++++ RECORD SET ++++

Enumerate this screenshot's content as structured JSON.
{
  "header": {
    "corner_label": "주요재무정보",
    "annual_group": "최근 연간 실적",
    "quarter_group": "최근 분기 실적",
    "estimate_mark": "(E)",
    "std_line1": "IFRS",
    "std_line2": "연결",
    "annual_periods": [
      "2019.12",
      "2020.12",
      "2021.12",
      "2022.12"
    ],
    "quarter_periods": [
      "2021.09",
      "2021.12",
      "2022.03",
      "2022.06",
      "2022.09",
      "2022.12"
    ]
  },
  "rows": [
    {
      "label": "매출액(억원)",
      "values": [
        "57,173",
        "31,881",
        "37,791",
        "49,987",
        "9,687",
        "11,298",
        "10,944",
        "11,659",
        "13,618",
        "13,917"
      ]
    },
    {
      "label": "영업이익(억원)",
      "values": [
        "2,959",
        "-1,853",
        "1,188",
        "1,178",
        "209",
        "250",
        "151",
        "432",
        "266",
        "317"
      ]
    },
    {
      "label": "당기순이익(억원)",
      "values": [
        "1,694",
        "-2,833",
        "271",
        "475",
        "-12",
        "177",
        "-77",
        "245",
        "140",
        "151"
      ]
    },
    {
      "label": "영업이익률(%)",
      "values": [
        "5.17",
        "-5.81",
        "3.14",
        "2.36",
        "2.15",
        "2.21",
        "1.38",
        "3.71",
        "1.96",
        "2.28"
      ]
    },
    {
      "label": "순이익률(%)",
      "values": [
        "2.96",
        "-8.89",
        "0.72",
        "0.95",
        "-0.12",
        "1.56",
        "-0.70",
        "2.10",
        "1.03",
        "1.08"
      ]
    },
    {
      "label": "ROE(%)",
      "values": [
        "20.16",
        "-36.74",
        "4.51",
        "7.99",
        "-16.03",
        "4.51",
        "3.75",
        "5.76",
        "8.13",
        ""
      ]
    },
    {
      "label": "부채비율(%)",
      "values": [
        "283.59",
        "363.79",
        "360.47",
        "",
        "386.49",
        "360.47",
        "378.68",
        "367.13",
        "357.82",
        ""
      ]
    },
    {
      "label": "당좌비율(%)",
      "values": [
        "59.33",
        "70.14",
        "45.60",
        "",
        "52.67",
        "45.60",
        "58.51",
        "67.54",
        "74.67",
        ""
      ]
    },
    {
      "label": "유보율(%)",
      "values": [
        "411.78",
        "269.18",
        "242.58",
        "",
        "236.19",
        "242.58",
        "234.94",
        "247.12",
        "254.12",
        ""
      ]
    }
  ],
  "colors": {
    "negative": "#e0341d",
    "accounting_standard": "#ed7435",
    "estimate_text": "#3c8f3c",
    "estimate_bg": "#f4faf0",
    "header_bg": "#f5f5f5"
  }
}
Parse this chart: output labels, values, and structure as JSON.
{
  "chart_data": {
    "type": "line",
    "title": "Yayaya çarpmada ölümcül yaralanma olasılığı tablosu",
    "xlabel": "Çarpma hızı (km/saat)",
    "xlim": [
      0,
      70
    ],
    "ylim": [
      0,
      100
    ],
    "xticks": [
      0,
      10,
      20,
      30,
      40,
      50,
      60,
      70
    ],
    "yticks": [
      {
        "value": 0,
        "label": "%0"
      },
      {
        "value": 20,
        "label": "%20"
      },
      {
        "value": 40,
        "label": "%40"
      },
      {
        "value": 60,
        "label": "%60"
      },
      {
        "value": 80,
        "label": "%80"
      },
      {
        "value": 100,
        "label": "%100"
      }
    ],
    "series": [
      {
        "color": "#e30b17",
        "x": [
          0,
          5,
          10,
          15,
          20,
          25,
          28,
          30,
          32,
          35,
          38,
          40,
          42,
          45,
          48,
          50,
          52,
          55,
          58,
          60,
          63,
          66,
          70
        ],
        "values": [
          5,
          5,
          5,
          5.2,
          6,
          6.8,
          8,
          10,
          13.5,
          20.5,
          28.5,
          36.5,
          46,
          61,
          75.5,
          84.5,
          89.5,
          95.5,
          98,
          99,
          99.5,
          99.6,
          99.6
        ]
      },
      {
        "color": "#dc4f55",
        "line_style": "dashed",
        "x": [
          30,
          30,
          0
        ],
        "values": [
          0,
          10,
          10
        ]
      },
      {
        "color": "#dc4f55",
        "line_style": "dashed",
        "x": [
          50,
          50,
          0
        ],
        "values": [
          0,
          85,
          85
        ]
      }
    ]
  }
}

++++

▶ EXERCISE REQUIREMENTS: Gather each line in the entries above where the string "JSON" is found.

▶ ANSWER TO THIS TASK:
Enumerate this screenshot's content as structured JSON.
Parse this chart: output labels, values, and structure as JSON.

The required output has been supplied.